### TASK BRIEF
Pull each line holding "different" out of the entries below.

### DATA SUPPLIED
------

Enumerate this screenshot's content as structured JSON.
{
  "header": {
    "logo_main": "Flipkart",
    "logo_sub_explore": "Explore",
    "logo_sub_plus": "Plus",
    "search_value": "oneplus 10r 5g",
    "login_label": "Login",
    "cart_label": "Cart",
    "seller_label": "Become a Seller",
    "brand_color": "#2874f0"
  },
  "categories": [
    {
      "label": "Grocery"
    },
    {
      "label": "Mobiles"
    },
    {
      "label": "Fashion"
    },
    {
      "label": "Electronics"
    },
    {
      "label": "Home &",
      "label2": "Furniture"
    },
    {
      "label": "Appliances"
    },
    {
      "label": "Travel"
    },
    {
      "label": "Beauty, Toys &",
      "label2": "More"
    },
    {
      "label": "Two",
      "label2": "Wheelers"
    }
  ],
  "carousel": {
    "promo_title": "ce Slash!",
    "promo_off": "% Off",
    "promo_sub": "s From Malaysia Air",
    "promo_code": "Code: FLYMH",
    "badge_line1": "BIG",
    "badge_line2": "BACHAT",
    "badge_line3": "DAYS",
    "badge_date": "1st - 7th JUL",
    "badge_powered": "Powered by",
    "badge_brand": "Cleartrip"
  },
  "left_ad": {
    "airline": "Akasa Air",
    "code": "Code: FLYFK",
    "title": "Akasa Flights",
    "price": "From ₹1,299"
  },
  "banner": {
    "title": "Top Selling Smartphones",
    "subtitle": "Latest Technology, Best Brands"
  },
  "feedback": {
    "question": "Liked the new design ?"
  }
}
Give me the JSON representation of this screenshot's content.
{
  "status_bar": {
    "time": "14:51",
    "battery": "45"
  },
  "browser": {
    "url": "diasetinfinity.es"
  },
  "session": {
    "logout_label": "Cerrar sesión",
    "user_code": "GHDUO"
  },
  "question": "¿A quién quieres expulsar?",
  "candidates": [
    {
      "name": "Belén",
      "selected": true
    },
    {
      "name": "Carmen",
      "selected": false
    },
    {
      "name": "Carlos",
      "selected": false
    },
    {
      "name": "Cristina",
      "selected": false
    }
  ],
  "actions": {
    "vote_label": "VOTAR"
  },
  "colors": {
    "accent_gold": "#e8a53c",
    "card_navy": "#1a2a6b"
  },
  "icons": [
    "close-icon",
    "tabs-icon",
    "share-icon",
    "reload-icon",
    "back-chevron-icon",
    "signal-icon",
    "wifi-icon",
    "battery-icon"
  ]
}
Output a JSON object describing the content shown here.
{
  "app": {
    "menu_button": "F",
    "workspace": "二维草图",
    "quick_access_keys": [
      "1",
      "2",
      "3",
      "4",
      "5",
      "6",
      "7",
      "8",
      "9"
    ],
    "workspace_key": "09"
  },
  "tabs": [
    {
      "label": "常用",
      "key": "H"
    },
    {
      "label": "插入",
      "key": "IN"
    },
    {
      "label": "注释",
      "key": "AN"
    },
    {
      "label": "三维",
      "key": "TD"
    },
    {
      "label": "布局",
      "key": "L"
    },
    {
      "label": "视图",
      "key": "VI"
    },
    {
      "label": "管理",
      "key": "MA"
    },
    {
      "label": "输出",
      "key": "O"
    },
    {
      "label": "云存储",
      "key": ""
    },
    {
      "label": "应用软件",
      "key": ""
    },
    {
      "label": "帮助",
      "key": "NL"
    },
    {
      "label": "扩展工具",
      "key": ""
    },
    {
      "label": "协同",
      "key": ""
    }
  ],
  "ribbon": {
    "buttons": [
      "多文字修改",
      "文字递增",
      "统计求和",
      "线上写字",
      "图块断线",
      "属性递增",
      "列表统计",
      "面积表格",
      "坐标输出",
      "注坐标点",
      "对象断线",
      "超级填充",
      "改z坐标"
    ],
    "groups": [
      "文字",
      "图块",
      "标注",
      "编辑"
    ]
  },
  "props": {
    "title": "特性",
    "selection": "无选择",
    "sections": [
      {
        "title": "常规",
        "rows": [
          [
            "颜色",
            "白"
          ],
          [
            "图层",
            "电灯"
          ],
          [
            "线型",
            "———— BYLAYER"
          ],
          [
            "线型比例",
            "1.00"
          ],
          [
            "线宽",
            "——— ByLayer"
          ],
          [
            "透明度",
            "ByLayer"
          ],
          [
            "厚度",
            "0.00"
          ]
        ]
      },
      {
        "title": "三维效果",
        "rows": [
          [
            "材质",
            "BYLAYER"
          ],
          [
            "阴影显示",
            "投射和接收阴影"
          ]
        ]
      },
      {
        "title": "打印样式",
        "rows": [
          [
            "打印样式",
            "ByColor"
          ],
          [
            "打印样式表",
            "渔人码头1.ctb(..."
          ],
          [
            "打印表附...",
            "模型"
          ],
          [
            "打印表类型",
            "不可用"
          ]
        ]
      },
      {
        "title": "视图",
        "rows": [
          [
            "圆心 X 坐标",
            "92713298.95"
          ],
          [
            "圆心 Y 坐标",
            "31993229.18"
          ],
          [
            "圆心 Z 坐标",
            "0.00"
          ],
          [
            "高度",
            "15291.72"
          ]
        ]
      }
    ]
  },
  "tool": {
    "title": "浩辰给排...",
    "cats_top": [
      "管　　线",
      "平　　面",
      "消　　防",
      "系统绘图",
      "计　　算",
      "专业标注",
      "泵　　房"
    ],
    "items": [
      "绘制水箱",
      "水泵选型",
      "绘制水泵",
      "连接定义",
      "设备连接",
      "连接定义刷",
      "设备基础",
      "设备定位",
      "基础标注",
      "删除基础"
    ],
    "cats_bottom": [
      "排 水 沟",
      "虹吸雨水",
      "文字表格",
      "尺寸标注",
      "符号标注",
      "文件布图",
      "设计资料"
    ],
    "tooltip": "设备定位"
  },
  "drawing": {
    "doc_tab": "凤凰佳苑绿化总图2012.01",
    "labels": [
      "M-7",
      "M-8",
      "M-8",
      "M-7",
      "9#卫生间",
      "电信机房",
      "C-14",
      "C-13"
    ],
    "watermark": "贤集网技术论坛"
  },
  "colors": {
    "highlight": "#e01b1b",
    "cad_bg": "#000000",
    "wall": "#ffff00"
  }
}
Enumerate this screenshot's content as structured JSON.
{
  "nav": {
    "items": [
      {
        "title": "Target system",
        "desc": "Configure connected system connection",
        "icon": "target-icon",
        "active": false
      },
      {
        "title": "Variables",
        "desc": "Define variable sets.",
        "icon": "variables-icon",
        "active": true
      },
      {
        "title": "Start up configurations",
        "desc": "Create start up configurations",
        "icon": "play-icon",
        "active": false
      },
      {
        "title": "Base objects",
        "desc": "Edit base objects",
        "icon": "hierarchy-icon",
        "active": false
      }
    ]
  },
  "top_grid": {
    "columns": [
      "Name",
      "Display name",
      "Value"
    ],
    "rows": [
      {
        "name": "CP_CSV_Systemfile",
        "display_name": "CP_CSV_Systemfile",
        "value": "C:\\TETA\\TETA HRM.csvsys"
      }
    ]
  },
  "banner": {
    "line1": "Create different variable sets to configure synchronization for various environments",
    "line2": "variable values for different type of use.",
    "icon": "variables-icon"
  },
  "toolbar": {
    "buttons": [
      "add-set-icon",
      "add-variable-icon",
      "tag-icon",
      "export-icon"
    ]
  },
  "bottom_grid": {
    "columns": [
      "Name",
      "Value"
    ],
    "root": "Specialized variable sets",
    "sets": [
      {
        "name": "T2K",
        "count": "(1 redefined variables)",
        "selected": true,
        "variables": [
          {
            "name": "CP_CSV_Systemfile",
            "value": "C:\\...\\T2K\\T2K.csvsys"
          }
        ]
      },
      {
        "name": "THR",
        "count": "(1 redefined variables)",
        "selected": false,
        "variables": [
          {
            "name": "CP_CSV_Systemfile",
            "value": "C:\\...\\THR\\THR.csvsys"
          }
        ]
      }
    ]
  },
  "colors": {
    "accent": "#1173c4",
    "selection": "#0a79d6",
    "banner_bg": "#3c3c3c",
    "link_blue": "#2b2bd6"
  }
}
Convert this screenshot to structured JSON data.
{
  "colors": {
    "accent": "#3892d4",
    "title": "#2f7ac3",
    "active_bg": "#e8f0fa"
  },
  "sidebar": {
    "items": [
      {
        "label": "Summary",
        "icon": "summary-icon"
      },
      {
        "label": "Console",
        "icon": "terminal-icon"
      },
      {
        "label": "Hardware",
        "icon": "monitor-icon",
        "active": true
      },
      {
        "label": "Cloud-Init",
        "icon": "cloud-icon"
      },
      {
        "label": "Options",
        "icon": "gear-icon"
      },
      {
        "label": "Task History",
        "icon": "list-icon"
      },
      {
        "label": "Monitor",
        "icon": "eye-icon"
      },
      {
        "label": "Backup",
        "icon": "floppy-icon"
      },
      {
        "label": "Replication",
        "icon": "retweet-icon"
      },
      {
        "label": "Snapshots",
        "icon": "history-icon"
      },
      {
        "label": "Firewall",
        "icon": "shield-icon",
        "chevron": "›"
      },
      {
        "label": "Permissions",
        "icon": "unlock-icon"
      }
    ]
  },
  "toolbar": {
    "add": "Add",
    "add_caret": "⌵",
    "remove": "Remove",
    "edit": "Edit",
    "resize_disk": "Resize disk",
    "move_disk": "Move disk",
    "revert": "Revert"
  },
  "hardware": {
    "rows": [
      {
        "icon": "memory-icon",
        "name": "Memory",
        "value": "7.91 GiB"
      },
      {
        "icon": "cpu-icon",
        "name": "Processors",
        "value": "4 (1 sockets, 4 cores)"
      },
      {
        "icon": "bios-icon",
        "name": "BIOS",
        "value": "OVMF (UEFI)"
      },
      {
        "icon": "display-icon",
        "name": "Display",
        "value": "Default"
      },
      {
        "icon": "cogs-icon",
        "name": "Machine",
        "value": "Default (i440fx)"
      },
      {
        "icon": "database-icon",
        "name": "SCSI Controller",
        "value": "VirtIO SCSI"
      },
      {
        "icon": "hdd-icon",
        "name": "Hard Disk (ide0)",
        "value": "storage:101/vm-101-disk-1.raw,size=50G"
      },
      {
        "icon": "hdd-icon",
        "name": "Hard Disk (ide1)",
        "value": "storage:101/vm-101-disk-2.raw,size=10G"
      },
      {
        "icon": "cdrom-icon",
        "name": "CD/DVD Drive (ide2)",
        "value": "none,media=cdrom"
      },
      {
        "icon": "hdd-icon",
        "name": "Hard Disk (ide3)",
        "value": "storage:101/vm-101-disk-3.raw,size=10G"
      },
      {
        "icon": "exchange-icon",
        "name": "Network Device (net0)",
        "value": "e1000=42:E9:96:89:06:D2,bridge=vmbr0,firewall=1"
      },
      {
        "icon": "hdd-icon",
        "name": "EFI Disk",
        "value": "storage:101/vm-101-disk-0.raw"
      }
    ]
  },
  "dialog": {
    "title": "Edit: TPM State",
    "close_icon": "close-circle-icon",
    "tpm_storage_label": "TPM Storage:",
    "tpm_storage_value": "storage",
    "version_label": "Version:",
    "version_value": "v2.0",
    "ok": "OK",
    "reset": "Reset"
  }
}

------

### REPLY TO THE EXERCISE
    "line1": "Create different variable sets to configure synchronization for various environments",
    "line2": "variable values for different type of use.",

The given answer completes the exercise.